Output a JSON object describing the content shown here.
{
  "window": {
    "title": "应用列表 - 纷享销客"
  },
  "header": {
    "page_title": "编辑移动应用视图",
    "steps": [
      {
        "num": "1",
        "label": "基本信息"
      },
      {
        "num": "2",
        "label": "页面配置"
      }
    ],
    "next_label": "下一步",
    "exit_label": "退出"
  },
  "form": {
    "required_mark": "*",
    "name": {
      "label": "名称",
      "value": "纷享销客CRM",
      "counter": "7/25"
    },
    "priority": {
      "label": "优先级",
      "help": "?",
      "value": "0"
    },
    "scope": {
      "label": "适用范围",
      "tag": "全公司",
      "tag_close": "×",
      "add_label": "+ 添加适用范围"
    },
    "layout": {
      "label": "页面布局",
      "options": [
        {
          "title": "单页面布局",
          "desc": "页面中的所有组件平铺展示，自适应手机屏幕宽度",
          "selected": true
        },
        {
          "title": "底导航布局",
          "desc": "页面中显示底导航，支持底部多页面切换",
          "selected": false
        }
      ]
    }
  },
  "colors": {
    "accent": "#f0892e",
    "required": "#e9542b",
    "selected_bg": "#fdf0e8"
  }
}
⁂
OBJECTIVE: Write out the full set of records exactly as given.

TASK OUTPUT:
Output a JSON object describing the content shown here.
{
  "window": {
    "title": "应用列表 - 纷享销客"
  },
  "header": {
    "page_title": "编辑移动应用视图",
    "steps": [
      {
        "num": "1",
        "label": "基本信息"
      },
      {
        "num": "2",
        "label": "页面配置"
      }
    ],
    "next_label": "下一步",
    "exit_label": "退出"
  },
  "form": {
    "required_mark": "*",
    "name": {
      "label": "名称",
      "value": "纷享销客CRM",
      "counter": "7/25"
    },
    "priority": {
      "label": "优先级",
      "help": "?",
      "value": "0"
    },
    "scope": {
      "label": "适用范围",
      "tag": "全公司",
      "tag_close": "×",
      "add_label": "+ 添加适用范围"
    },
    "layout": {
      "label": "页面布局",
      "options": [
        {
          "title": "单页面布局",
          "desc": "页面中的所有组件平铺展示，自适应手机屏幕宽度",
          "selected": true
        },
        {
          "title": "底导航布局",
          "desc": "页面中显示底导航，支持底部多页面切换",
          "selected": false
        }
      ]
    }
  },
  "colors": {
    "accent": "#f0892e",
    "required": "#e9542b",
    "selected_bg": "#fdf0e8"
  }
}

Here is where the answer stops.